What is being asked:
Copy out every line that contains the word "view".

Some records
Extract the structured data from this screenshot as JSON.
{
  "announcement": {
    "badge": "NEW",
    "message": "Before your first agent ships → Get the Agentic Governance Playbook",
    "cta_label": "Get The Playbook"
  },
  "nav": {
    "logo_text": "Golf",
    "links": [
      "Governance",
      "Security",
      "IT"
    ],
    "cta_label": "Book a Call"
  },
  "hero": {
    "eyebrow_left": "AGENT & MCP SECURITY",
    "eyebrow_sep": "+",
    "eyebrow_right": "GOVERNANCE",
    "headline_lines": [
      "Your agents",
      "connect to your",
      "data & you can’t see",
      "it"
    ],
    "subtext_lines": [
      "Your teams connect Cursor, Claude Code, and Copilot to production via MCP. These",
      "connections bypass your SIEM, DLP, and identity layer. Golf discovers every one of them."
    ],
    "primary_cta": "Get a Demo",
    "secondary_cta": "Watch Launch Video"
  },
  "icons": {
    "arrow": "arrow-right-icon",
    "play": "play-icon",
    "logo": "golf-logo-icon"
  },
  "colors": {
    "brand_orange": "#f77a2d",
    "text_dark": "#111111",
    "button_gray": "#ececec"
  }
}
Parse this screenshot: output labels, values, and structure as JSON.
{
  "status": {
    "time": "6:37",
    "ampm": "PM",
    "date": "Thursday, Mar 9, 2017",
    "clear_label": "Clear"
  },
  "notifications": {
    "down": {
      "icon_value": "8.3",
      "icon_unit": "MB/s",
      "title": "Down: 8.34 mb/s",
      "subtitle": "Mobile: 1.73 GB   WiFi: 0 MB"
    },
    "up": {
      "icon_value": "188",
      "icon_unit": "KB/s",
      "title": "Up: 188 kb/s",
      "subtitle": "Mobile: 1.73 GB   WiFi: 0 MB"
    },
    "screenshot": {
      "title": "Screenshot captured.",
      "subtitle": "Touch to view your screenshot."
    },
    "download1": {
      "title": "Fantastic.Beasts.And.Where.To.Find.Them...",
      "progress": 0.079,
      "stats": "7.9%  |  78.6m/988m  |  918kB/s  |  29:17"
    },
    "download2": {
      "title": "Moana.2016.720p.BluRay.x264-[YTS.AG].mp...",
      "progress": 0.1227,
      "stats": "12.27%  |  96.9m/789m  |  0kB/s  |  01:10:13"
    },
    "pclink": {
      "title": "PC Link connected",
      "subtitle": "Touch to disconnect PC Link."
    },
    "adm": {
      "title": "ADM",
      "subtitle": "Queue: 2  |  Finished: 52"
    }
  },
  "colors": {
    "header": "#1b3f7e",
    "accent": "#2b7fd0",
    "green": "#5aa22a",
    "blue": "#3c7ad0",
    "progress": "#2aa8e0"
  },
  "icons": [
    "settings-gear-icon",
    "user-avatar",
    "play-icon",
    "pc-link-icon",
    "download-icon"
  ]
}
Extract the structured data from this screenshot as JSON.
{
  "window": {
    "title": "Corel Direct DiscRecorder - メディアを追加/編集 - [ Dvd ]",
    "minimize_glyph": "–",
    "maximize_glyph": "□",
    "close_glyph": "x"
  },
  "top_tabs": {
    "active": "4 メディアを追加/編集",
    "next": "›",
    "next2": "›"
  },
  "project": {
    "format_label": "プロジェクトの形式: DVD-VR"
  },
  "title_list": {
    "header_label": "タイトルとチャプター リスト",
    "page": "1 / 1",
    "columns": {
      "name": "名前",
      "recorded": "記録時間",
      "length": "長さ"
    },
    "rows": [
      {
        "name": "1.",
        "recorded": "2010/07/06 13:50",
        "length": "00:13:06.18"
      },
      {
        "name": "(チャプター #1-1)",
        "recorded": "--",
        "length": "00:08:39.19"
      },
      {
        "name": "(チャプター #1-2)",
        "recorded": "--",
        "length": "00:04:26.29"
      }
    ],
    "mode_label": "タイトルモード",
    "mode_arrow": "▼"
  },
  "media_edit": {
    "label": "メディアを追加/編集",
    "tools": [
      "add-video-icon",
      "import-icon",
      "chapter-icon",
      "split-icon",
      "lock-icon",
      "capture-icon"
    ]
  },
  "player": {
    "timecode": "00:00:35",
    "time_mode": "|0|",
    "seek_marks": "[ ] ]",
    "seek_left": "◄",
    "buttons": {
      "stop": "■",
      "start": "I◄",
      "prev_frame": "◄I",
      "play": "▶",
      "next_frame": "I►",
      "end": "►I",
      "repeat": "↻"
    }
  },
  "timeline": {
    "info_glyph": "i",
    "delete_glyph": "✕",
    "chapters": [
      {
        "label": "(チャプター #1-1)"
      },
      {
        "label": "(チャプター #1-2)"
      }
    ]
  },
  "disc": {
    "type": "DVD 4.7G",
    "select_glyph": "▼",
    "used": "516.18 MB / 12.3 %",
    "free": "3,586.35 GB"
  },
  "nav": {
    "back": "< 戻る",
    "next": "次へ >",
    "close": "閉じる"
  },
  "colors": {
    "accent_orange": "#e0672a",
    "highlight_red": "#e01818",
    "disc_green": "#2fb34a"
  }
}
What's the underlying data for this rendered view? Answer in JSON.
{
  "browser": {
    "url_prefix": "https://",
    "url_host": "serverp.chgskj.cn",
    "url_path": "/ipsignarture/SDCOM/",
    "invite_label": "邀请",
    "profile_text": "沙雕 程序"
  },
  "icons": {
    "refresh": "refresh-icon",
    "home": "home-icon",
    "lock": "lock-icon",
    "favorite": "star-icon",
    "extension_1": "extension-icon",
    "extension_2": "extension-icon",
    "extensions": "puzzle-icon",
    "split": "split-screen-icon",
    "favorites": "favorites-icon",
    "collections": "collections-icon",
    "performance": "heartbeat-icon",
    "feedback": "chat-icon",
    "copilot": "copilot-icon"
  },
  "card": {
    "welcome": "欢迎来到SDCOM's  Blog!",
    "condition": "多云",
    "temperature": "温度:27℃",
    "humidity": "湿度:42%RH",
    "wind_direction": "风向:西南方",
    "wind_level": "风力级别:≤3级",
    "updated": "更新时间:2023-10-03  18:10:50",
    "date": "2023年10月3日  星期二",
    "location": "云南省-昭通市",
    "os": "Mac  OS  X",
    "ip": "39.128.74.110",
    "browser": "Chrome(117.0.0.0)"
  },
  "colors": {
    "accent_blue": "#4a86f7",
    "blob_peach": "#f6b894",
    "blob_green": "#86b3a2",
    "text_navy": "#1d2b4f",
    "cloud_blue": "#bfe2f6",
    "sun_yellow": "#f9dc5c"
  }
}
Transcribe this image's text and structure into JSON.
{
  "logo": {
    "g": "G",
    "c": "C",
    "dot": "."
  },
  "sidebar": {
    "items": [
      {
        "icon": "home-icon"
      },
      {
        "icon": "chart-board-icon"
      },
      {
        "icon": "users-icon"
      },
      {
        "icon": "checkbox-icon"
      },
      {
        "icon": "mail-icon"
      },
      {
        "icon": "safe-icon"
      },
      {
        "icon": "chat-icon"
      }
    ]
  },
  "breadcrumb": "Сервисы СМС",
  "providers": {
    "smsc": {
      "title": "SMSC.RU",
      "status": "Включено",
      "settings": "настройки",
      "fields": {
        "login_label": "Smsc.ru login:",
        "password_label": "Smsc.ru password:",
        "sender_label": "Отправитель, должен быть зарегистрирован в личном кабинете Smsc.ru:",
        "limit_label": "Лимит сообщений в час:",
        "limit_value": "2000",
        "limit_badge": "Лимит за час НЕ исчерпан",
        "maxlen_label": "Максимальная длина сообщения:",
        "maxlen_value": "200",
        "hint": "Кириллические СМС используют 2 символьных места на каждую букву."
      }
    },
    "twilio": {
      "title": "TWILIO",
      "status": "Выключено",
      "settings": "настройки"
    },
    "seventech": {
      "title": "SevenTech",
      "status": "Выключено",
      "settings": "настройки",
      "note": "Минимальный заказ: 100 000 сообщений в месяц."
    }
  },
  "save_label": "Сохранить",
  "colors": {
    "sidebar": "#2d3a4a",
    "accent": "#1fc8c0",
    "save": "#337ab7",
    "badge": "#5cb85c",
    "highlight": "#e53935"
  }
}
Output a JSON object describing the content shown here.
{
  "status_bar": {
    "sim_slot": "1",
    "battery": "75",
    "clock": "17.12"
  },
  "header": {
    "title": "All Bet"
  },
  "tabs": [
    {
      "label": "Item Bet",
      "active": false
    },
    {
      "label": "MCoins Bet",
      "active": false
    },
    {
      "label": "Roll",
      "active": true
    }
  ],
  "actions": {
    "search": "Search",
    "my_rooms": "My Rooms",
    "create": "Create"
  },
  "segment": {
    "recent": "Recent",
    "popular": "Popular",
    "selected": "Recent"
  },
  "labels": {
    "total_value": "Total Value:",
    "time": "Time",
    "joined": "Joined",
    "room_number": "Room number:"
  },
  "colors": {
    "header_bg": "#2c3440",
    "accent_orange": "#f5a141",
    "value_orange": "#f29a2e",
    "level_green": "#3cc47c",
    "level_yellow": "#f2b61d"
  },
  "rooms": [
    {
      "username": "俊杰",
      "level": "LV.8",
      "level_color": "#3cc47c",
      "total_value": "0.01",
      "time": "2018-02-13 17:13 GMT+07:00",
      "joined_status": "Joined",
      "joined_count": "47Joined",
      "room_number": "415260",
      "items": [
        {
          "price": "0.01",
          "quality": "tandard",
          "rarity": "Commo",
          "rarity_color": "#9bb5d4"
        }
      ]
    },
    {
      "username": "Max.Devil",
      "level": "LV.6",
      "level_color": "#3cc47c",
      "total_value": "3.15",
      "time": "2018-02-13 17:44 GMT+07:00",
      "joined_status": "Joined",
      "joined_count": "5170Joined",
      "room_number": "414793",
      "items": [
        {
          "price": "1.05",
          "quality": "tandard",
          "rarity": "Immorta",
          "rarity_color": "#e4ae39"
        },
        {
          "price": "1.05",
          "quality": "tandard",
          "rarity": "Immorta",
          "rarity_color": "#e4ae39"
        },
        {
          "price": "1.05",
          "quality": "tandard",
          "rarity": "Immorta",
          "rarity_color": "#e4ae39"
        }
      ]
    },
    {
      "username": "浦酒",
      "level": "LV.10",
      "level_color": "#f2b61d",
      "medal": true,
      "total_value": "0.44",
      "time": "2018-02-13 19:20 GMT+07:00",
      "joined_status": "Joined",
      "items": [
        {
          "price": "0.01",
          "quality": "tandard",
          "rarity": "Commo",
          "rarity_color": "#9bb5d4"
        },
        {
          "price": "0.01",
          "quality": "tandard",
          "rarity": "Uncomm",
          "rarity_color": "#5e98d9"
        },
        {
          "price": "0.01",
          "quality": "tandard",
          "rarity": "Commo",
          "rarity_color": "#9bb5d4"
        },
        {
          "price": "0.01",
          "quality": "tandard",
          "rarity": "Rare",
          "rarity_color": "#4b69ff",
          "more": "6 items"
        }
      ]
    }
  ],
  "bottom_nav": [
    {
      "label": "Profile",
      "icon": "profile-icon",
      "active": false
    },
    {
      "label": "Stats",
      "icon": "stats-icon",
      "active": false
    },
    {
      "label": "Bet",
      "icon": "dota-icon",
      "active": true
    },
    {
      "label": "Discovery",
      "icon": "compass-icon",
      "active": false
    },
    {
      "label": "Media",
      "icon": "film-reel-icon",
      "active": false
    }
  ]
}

Solved exercise:
      "subtitle": "Touch to view your screenshot."
What's the underlying data for this rendered view? Answer in JSON.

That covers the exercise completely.